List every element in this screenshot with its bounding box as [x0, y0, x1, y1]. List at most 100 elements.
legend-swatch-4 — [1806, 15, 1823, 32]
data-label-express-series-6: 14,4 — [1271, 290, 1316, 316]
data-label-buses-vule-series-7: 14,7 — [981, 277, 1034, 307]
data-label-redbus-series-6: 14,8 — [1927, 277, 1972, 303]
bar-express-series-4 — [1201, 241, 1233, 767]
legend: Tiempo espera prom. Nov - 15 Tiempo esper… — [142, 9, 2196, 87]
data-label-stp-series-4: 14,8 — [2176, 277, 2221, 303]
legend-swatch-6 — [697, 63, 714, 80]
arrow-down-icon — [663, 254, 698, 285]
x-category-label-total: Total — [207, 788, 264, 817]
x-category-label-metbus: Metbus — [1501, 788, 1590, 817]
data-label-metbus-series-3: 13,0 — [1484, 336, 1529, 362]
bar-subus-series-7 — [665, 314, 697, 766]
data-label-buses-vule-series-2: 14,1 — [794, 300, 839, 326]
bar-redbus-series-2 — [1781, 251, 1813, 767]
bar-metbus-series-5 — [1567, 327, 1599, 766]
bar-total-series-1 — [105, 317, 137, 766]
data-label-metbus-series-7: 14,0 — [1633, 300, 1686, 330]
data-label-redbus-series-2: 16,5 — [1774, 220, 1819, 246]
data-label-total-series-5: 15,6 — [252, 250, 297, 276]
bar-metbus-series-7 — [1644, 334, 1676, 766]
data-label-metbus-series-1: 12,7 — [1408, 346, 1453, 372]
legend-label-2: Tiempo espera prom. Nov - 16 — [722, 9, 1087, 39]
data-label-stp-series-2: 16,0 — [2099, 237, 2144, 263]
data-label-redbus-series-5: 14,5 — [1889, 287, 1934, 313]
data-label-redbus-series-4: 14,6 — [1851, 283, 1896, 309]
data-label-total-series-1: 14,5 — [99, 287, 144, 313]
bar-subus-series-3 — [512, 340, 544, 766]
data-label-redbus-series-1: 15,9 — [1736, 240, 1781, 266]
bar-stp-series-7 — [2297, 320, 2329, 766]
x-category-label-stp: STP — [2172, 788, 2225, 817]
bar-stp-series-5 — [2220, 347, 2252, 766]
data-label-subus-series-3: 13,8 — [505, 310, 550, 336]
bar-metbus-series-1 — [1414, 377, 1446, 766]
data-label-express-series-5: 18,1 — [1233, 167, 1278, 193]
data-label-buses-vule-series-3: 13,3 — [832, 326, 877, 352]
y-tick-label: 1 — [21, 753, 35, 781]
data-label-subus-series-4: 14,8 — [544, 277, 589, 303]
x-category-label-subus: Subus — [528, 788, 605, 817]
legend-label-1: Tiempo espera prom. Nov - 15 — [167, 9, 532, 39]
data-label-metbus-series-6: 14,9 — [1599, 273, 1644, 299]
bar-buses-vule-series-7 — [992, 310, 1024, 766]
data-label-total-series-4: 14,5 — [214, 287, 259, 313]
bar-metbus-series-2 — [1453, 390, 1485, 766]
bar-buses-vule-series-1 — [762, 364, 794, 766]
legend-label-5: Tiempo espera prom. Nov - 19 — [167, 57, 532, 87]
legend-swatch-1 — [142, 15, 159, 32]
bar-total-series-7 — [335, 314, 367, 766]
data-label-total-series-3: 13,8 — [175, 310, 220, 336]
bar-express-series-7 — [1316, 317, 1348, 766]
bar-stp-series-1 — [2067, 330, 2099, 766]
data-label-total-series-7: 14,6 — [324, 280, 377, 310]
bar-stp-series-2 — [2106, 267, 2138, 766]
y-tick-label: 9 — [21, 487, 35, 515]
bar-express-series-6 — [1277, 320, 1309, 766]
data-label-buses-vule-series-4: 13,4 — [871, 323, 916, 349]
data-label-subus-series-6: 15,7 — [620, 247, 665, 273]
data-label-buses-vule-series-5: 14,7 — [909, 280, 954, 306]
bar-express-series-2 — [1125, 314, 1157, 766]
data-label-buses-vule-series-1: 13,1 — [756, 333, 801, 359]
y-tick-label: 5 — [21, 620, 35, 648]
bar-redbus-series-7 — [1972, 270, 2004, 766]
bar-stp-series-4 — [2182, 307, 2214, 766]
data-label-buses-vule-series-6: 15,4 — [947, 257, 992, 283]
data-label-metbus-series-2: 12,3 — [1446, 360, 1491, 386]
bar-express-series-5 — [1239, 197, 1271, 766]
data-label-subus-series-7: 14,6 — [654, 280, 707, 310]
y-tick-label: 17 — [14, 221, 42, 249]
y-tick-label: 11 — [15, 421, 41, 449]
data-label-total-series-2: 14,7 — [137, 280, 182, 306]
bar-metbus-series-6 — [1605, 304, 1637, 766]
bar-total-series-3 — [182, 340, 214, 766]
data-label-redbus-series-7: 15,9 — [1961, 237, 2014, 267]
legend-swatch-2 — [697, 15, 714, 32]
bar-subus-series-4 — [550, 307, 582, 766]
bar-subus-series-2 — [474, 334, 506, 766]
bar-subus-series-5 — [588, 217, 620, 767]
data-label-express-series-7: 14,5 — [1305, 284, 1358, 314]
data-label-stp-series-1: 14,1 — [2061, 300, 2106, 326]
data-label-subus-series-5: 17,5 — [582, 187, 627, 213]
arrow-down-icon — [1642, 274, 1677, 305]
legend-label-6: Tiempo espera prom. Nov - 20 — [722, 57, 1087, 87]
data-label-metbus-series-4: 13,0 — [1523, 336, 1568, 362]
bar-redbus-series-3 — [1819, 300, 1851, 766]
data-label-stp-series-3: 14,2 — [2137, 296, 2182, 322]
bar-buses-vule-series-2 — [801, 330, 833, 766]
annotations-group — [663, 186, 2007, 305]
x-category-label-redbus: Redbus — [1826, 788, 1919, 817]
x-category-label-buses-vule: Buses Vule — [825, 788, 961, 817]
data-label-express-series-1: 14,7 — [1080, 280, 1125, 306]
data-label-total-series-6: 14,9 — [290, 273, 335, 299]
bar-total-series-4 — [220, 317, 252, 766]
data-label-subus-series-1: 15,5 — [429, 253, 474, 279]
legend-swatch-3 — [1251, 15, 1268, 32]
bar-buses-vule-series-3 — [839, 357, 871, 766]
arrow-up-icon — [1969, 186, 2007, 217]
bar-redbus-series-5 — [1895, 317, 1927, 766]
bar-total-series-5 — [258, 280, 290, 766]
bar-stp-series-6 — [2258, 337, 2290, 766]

- - -

**Exercise task:** Could you repeat all the rows above, switching every "Tiempo espera prom." to "Avg. wait time" and changing nothing else?

**Expected answer:**
List every element in this screenshot with its bounding box as [x0, y0, x1, y1]. List at most 100 elements.
legend-swatch-4 — [1806, 15, 1823, 32]
data-label-express-series-6: 14,4 — [1271, 290, 1316, 316]
data-label-buses-vule-series-7: 14,7 — [981, 277, 1034, 307]
data-label-redbus-series-6: 14,8 — [1927, 277, 1972, 303]
bar-express-series-4 — [1201, 241, 1233, 767]
legend: Avg. wait time Nov - 15 Tiempo esper… — [142, 9, 2196, 87]
data-label-stp-series-4: 14,8 — [2176, 277, 2221, 303]
legend-swatch-6 — [697, 63, 714, 80]
arrow-down-icon — [663, 254, 698, 285]
x-category-label-total: Total — [207, 788, 264, 817]
x-category-label-metbus: Metbus — [1501, 788, 1590, 817]
data-label-metbus-series-3: 13,0 — [1484, 336, 1529, 362]
bar-subus-series-7 — [665, 314, 697, 766]
data-label-buses-vule-series-2: 14,1 — [794, 300, 839, 326]
bar-redbus-series-2 — [1781, 251, 1813, 767]
bar-metbus-series-5 — [1567, 327, 1599, 766]
bar-total-series-1 — [105, 317, 137, 766]
data-label-metbus-series-7: 14,0 — [1633, 300, 1686, 330]
data-label-redbus-series-2: 16,5 — [1774, 220, 1819, 246]
data-label-total-series-5: 15,6 — [252, 250, 297, 276]
bar-metbus-series-7 — [1644, 334, 1676, 766]
data-label-metbus-series-1: 12,7 — [1408, 346, 1453, 372]
legend-label-2: Avg. wait time Nov - 16 — [722, 9, 1087, 39]
data-label-stp-series-2: 16,0 — [2099, 237, 2144, 263]
data-label-redbus-series-5: 14,5 — [1889, 287, 1934, 313]
data-label-redbus-series-4: 14,6 — [1851, 283, 1896, 309]
data-label-total-series-1: 14,5 — [99, 287, 144, 313]
bar-subus-series-3 — [512, 340, 544, 766]
data-label-redbus-series-1: 15,9 — [1736, 240, 1781, 266]
bar-stp-series-7 — [2297, 320, 2329, 766]
x-category-label-stp: STP — [2172, 788, 2225, 817]
bar-stp-series-5 — [2220, 347, 2252, 766]
data-label-subus-series-3: 13,8 — [505, 310, 550, 336]
bar-metbus-series-1 — [1414, 377, 1446, 766]
data-label-express-series-5: 18,1 — [1233, 167, 1278, 193]
data-label-buses-vule-series-3: 13,3 — [832, 326, 877, 352]
y-tick-label: 1 — [21, 753, 35, 781]
data-label-subus-series-4: 14,8 — [544, 277, 589, 303]
x-category-label-subus: Subus — [528, 788, 605, 817]
legend-label-1: Avg. wait time Nov - 15 — [167, 9, 532, 39]
data-label-metbus-series-6: 14,9 — [1599, 273, 1644, 299]
bar-buses-vule-series-7 — [992, 310, 1024, 766]
data-label-total-series-4: 14,5 — [214, 287, 259, 313]
bar-metbus-series-2 — [1453, 390, 1485, 766]
bar-buses-vule-series-1 — [762, 364, 794, 766]
legend-label-5: Avg. wait time Nov - 19 — [167, 57, 532, 87]
legend-swatch-1 — [142, 15, 159, 32]
bar-total-series-7 — [335, 314, 367, 766]
data-label-total-series-3: 13,8 — [175, 310, 220, 336]
bar-express-series-7 — [1316, 317, 1348, 766]
bar-stp-series-1 — [2067, 330, 2099, 766]
data-label-total-series-7: 14,6 — [324, 280, 377, 310]
bar-stp-series-2 — [2106, 267, 2138, 766]
y-tick-label: 9 — [21, 487, 35, 515]
bar-express-series-6 — [1277, 320, 1309, 766]
data-label-buses-vule-series-4: 13,4 — [871, 323, 916, 349]
data-label-subus-series-6: 15,7 — [620, 247, 665, 273]
data-label-buses-vule-series-5: 14,7 — [909, 280, 954, 306]
bar-express-series-2 — [1125, 314, 1157, 766]
data-label-buses-vule-series-1: 13,1 — [756, 333, 801, 359]
y-tick-label: 5 — [21, 620, 35, 648]
bar-redbus-series-7 — [1972, 270, 2004, 766]
bar-stp-series-4 — [2182, 307, 2214, 766]
data-label-buses-vule-series-6: 15,4 — [947, 257, 992, 283]
data-label-metbus-series-2: 12,3 — [1446, 360, 1491, 386]
bar-express-series-5 — [1239, 197, 1271, 766]
data-label-subus-series-7: 14,6 — [654, 280, 707, 310]
y-tick-label: 17 — [14, 221, 42, 249]
y-tick-label: 11 — [15, 421, 41, 449]
data-label-total-series-2: 14,7 — [137, 280, 182, 306]
bar-metbus-series-6 — [1605, 304, 1637, 766]
bar-total-series-3 — [182, 340, 214, 766]
data-label-redbus-series-7: 15,9 — [1961, 237, 2014, 267]
legend-swatch-2 — [697, 15, 714, 32]
bar-subus-series-4 — [550, 307, 582, 766]
bar-subus-series-2 — [474, 334, 506, 766]
bar-subus-series-5 — [588, 217, 620, 767]
data-label-express-series-7: 14,5 — [1305, 284, 1358, 314]
data-label-stp-series-1: 14,1 — [2061, 300, 2106, 326]
data-label-subus-series-5: 17,5 — [582, 187, 627, 213]
arrow-down-icon — [1642, 274, 1677, 305]
legend-label-6: Avg. wait time Nov - 20 — [722, 57, 1087, 87]
data-label-metbus-series-4: 13,0 — [1523, 336, 1568, 362]
bar-redbus-series-3 — [1819, 300, 1851, 766]
data-label-stp-series-3: 14,2 — [2137, 296, 2182, 322]
bar-buses-vule-series-2 — [801, 330, 833, 766]
annotations-group — [663, 186, 2007, 305]
x-category-label-redbus: Redbus — [1826, 788, 1919, 817]
x-category-label-buses-vule: Buses Vule — [825, 788, 961, 817]
data-label-express-series-1: 14,7 — [1080, 280, 1125, 306]
data-label-total-series-6: 14,9 — [290, 273, 335, 299]
bar-total-series-4 — [220, 317, 252, 766]
data-label-subus-series-1: 15,5 — [429, 253, 474, 279]
legend-swatch-3 — [1251, 15, 1268, 32]
bar-buses-vule-series-3 — [839, 357, 871, 766]
arrow-up-icon — [1969, 186, 2007, 217]
bar-redbus-series-5 — [1895, 317, 1927, 766]
bar-total-series-5 — [258, 280, 290, 766]
bar-stp-series-6 — [2258, 337, 2290, 766]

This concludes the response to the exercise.